(EXERCISE INSTRUCTIONS): In the records below, some lines hold the word "enoyl". Copy each of those lines.

Source records:
..........

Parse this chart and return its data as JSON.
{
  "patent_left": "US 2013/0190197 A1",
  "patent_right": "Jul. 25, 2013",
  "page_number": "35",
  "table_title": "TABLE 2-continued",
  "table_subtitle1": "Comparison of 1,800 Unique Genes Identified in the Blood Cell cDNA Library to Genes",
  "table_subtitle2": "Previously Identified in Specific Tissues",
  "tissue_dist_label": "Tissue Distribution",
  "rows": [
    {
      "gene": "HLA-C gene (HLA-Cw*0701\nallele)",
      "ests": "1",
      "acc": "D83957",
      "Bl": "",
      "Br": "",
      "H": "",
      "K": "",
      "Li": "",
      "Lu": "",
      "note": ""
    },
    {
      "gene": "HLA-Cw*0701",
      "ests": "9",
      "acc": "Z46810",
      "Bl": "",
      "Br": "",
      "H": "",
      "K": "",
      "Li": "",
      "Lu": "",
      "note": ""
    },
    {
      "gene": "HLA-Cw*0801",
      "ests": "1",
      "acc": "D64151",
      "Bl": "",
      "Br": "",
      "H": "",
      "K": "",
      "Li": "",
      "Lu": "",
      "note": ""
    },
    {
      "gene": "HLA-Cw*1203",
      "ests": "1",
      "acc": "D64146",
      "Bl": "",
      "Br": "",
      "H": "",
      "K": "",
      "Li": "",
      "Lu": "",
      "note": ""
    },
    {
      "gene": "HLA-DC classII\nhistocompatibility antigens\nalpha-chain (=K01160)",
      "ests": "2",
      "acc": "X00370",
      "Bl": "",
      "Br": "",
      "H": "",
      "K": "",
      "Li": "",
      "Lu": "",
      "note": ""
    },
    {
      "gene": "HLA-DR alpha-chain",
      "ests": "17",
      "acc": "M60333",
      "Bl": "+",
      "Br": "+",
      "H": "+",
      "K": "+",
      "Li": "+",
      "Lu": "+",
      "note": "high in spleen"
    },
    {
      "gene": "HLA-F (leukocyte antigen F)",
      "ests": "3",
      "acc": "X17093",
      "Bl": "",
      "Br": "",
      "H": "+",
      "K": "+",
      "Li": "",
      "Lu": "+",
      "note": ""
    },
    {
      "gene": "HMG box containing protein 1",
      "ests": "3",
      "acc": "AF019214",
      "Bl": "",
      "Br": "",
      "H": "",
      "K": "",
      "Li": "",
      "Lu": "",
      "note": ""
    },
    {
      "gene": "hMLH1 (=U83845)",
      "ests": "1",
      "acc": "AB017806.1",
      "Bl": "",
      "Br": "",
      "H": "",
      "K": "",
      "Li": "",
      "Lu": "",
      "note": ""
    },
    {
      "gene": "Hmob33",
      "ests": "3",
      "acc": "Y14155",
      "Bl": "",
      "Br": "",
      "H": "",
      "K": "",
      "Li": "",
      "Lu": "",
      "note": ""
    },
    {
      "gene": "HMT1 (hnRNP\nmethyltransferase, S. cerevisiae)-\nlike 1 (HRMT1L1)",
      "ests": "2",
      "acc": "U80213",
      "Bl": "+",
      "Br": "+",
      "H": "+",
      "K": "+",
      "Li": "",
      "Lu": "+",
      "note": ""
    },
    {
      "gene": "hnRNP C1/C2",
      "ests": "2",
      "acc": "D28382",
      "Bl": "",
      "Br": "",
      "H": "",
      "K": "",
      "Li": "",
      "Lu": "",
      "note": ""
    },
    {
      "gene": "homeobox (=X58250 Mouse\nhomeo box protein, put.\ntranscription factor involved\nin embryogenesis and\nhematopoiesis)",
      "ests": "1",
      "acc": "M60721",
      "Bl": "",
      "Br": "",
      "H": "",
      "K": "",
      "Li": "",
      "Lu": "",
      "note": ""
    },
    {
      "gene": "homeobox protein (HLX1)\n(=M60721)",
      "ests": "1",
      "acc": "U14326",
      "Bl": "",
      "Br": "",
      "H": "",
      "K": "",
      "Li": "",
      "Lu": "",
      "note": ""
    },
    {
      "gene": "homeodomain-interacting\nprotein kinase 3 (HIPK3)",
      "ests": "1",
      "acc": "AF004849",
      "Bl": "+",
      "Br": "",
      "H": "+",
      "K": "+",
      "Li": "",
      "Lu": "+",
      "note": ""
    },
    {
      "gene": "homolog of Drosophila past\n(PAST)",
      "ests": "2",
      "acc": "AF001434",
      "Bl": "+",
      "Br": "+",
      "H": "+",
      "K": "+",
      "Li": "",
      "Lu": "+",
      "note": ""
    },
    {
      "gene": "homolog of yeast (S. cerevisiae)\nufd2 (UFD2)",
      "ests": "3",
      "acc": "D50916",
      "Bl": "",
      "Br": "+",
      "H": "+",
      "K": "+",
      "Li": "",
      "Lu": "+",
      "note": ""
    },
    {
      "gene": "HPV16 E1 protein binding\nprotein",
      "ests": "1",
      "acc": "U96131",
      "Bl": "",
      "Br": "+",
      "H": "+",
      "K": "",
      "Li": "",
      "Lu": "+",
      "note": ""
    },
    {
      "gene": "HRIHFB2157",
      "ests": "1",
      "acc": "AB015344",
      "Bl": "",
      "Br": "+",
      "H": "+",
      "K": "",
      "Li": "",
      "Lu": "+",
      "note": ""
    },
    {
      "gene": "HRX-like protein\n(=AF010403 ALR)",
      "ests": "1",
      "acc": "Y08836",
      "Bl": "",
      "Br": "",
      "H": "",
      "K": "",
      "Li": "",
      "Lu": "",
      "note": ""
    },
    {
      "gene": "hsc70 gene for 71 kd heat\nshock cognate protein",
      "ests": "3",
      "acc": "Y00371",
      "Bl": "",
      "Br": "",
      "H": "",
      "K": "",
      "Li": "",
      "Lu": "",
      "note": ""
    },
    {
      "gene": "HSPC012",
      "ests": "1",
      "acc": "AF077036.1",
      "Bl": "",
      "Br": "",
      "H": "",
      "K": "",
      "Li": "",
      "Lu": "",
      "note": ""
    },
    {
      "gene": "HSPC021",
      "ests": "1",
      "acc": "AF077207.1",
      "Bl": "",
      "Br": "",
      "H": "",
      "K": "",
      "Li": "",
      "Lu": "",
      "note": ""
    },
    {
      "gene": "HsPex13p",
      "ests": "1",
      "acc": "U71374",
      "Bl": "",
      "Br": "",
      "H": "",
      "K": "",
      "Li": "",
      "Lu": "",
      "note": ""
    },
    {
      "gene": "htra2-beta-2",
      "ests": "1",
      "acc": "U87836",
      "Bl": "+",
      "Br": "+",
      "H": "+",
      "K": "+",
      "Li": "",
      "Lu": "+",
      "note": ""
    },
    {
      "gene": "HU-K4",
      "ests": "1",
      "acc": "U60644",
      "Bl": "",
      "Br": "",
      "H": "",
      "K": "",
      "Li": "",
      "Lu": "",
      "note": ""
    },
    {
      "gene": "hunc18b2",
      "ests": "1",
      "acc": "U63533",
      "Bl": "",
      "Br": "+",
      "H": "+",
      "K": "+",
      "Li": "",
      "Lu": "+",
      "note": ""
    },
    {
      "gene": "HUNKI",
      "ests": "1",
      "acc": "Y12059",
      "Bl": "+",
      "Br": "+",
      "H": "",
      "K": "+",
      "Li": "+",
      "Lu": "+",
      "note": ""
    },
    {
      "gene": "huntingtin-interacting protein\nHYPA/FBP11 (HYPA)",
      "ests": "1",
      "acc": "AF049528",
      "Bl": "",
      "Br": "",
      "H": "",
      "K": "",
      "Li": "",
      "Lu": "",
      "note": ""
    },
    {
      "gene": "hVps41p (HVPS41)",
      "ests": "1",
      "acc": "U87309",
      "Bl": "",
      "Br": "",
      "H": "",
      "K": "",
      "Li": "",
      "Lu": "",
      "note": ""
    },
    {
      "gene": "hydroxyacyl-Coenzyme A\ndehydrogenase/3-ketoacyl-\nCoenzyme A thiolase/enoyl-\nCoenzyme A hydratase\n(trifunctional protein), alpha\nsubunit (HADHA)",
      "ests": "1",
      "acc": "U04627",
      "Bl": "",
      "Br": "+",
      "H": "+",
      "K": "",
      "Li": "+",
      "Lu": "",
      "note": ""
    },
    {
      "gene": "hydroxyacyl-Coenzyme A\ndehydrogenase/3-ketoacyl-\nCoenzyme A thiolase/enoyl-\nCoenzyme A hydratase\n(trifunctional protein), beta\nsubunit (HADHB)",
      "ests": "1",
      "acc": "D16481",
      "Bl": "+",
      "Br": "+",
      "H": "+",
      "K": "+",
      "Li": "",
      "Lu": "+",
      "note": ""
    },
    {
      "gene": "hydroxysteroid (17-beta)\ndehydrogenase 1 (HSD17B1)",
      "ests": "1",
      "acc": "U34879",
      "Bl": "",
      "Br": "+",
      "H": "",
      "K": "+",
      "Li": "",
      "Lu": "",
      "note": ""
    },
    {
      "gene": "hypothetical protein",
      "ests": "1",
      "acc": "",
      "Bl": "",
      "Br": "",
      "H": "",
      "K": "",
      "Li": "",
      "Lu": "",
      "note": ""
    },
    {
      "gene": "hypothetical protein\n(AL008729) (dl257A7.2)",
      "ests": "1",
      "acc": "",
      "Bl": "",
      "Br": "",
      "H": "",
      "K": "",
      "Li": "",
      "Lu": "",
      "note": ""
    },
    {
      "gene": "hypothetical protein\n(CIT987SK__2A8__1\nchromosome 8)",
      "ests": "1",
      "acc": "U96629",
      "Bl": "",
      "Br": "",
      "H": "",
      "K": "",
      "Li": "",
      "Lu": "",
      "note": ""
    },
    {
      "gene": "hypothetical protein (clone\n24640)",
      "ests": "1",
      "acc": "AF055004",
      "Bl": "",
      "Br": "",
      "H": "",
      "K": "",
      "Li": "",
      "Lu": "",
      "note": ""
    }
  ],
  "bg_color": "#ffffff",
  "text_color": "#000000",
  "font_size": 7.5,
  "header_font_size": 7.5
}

..........

(WRITTEN REPLY):
      "gene": "hydroxyacyl-Coenzyme A\ndehydrogenase/3-ketoacyl-\nCoenzyme A thiolase/enoyl-\nCoenzyme A hydratase\n(trifunctional protein), alpha\nsubunit (HADHA)",
      "gene": "hydroxyacyl-Coenzyme A\ndehydrogenase/3-ketoacyl-\nCoenzyme A thiolase/enoyl-\nCoenzyme A hydratase\n(trifunctional protein), beta\nsubunit (HADHB)",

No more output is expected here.